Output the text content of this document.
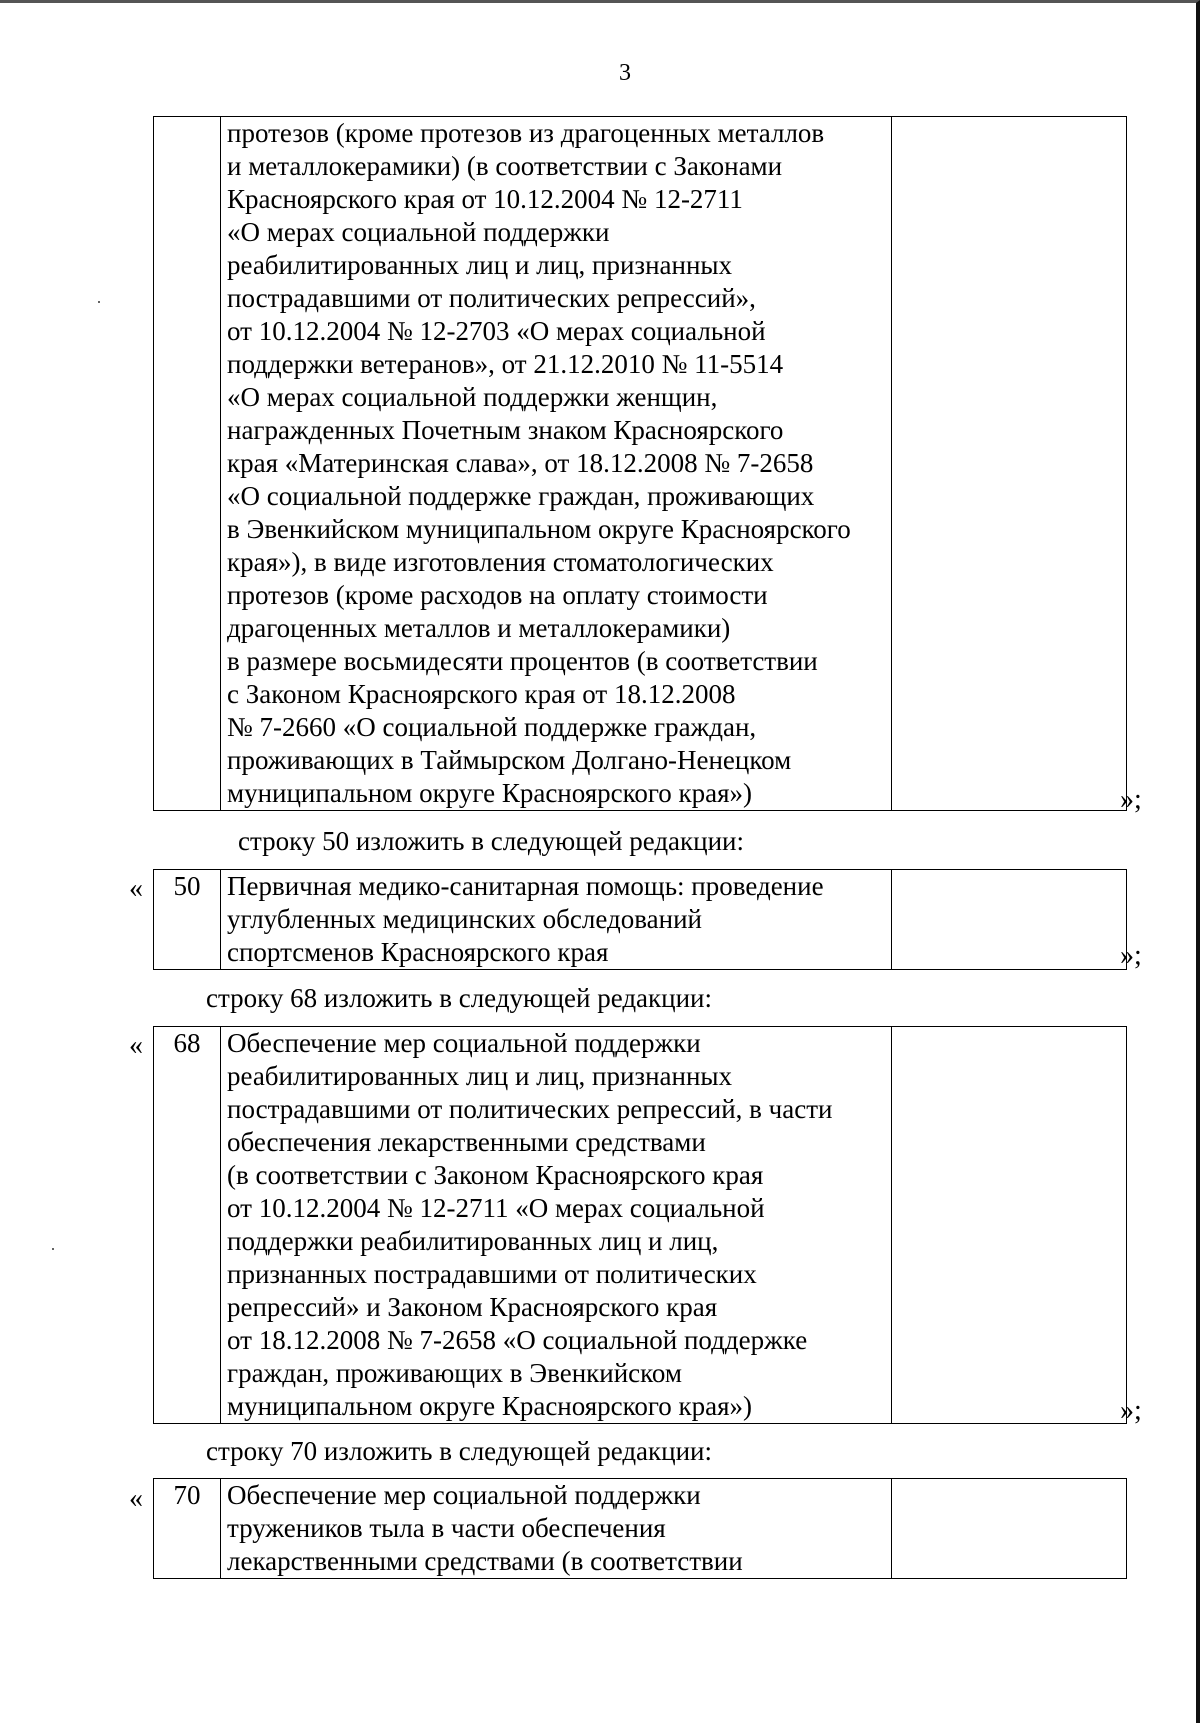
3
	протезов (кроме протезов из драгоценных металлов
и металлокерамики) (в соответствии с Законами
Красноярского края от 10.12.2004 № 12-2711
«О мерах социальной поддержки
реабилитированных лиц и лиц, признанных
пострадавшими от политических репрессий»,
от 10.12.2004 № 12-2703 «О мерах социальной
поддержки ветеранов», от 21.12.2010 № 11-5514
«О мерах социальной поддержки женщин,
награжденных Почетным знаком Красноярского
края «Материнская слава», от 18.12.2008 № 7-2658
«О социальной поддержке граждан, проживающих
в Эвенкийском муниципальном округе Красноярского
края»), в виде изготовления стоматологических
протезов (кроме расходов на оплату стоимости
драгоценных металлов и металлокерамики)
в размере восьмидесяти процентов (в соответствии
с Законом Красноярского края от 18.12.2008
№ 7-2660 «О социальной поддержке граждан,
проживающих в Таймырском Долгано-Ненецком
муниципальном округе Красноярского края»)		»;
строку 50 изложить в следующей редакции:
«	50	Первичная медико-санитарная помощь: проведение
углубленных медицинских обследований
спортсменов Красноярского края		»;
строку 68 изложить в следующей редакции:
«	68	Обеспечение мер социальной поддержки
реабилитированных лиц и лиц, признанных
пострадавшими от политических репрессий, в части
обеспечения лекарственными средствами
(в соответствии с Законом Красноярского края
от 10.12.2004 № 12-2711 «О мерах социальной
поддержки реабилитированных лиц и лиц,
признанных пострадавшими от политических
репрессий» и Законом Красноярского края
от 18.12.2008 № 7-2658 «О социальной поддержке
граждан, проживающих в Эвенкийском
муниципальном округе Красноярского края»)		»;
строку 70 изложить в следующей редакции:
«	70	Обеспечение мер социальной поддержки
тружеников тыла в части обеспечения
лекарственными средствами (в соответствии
========================================
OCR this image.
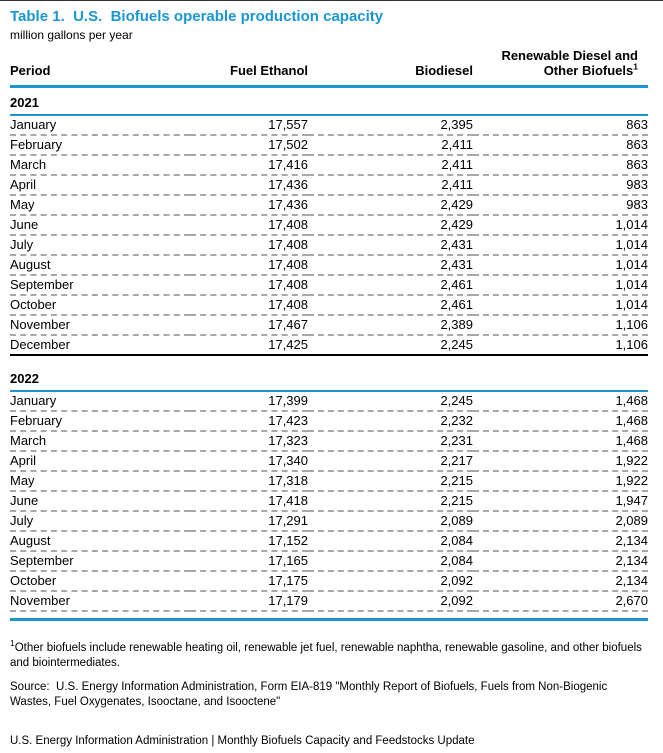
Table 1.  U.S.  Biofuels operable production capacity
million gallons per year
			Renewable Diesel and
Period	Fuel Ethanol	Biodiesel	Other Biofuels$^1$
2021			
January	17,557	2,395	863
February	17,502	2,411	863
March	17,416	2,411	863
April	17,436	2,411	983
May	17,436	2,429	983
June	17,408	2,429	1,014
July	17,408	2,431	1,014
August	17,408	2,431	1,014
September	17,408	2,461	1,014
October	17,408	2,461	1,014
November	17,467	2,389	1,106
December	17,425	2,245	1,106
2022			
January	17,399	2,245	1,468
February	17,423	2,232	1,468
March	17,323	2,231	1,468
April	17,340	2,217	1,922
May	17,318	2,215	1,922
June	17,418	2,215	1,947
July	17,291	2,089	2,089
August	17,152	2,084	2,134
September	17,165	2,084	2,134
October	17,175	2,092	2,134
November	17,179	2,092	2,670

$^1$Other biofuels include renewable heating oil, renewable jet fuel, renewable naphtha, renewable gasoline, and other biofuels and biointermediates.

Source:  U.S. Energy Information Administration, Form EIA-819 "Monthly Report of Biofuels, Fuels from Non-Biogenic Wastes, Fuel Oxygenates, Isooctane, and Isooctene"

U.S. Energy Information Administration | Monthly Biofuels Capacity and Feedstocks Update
========================================
In the entries above, identify each line that includes the string "January", then copy it.

**SOLUTION TO THIS PROBLEM:**
January	17,557	2,395	863
January	17,399	2,245	1,468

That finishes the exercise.